DATA LINES:
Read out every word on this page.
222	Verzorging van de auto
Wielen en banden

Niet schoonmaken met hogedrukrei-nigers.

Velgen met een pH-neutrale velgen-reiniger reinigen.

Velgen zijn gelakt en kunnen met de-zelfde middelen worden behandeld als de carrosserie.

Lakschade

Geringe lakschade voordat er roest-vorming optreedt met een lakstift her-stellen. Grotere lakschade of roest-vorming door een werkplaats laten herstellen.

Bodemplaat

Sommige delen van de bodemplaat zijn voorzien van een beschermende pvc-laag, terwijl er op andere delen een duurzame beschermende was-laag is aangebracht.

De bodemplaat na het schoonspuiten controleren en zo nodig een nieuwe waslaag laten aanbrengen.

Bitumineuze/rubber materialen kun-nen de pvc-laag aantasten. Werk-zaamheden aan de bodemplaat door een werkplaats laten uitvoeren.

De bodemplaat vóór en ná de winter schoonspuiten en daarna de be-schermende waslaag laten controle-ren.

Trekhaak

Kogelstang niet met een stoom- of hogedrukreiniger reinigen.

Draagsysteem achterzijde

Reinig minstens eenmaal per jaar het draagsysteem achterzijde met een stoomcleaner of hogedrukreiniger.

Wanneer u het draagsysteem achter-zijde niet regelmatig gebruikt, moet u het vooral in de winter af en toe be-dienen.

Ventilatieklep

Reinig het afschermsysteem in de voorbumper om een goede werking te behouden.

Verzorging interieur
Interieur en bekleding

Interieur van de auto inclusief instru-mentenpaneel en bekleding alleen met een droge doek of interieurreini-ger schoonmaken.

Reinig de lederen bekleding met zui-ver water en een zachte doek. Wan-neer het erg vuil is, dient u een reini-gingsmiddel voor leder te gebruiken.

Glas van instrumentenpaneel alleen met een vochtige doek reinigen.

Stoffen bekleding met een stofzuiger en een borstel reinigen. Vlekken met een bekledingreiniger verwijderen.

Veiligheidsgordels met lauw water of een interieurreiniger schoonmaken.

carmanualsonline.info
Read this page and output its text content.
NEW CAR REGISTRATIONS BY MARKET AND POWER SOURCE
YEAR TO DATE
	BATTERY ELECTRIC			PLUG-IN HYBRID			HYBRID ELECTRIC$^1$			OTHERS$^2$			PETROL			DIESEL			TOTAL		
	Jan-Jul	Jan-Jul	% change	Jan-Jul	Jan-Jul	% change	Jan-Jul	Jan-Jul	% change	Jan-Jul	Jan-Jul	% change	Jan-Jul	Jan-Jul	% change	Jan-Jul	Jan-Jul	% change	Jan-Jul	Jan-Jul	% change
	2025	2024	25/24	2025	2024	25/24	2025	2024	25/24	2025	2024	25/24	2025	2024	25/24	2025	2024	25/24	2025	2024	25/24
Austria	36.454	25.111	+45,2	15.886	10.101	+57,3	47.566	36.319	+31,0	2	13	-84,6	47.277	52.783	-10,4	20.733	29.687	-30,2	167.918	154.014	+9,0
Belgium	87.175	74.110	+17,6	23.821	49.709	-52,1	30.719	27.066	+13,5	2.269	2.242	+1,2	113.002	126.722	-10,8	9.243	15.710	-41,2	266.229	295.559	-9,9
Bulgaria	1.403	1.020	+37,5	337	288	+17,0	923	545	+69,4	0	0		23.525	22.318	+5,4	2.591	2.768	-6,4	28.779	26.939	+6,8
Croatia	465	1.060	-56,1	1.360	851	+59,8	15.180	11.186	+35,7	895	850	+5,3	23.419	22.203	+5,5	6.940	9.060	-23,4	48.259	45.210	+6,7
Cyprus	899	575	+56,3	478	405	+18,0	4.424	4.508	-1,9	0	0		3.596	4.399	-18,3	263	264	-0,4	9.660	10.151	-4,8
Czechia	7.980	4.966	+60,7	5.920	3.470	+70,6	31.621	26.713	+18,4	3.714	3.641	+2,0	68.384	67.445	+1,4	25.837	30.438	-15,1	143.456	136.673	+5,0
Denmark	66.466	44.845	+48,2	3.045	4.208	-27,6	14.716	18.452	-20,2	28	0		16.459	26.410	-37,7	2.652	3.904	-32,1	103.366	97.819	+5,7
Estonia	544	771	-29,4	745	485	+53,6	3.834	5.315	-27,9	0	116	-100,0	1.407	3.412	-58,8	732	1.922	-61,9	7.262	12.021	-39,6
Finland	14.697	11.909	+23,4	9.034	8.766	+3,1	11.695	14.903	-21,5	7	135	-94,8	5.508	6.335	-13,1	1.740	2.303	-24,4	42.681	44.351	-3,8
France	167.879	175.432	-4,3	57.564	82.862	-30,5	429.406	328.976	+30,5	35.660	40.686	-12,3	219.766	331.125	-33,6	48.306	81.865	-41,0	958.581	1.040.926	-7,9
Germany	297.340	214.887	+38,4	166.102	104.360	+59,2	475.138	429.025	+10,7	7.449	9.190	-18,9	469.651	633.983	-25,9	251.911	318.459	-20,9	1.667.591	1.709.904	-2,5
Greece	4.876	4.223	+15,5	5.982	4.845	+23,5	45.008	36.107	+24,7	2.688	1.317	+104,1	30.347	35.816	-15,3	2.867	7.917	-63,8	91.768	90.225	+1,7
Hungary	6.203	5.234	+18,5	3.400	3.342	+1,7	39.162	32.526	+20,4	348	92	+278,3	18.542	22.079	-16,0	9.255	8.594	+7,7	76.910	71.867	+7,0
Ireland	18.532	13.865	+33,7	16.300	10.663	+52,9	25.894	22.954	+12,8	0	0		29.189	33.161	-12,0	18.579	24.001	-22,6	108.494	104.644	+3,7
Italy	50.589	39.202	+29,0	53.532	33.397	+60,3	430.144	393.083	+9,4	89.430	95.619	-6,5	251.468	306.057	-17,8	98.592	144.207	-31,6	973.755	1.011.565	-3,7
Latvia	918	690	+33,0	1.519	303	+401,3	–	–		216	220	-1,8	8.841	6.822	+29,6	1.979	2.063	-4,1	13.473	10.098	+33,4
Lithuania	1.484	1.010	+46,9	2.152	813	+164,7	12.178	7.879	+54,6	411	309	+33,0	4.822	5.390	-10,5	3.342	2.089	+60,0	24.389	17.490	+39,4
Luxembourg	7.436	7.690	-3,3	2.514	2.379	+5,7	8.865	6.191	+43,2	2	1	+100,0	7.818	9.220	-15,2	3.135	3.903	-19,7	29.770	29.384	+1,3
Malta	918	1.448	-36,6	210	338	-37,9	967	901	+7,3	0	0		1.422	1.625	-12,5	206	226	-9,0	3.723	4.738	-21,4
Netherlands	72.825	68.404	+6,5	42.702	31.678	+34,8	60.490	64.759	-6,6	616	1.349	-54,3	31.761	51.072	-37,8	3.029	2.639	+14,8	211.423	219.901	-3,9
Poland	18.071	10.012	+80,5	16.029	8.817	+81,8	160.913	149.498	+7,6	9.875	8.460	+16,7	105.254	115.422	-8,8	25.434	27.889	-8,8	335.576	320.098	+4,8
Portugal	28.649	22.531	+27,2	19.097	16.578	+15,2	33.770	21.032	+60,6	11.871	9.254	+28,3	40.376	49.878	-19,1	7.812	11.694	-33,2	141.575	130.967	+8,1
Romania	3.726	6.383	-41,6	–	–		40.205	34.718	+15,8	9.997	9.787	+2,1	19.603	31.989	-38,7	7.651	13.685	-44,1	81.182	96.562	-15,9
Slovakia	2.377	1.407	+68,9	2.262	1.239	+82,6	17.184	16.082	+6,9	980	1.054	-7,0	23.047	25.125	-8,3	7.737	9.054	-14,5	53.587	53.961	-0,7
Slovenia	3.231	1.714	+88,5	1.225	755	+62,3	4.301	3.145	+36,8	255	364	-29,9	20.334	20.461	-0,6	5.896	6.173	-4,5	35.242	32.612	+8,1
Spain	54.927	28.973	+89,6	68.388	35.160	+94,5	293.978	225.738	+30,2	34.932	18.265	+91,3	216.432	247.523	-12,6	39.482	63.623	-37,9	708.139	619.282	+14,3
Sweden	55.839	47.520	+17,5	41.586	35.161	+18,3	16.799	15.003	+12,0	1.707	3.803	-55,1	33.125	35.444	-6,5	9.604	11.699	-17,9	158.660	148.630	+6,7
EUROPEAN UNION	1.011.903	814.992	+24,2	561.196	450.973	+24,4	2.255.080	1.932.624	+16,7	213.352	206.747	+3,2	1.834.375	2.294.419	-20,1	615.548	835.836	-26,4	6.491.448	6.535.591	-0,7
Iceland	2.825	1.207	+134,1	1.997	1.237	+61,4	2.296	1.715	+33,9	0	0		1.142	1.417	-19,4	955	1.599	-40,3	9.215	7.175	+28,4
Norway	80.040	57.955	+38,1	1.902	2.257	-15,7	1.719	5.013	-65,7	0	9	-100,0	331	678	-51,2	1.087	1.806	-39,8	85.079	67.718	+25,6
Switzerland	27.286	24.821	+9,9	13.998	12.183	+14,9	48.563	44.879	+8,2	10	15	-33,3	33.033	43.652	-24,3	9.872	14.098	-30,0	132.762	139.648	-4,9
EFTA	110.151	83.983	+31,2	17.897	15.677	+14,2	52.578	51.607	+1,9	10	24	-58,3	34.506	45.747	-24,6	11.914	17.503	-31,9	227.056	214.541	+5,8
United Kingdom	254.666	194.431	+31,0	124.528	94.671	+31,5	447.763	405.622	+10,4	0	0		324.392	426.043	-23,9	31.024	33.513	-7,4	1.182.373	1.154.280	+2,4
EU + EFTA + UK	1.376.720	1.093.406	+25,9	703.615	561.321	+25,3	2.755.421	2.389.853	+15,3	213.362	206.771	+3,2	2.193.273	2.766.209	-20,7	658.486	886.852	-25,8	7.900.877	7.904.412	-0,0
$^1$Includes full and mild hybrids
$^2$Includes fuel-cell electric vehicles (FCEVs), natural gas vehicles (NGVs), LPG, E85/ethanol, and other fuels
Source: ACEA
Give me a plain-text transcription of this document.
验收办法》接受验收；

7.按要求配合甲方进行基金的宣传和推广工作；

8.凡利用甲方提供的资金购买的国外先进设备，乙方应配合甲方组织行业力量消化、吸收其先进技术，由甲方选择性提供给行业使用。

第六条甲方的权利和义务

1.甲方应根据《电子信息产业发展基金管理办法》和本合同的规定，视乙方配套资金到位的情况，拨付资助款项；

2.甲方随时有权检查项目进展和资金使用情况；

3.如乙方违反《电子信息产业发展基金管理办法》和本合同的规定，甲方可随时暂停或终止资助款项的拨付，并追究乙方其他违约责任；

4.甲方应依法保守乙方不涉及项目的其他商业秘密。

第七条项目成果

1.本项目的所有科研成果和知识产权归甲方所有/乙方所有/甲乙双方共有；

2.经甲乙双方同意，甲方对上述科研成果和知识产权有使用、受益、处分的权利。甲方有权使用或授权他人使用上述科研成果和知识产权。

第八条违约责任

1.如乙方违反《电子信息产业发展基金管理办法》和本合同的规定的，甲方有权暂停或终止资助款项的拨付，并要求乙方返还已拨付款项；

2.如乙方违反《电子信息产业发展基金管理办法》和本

WRITTEN REQUEST:
Wherever the string "Read" appears in the entries above, list that line.

RESULT:
Read out every word on this page.
Read this page and output its text content.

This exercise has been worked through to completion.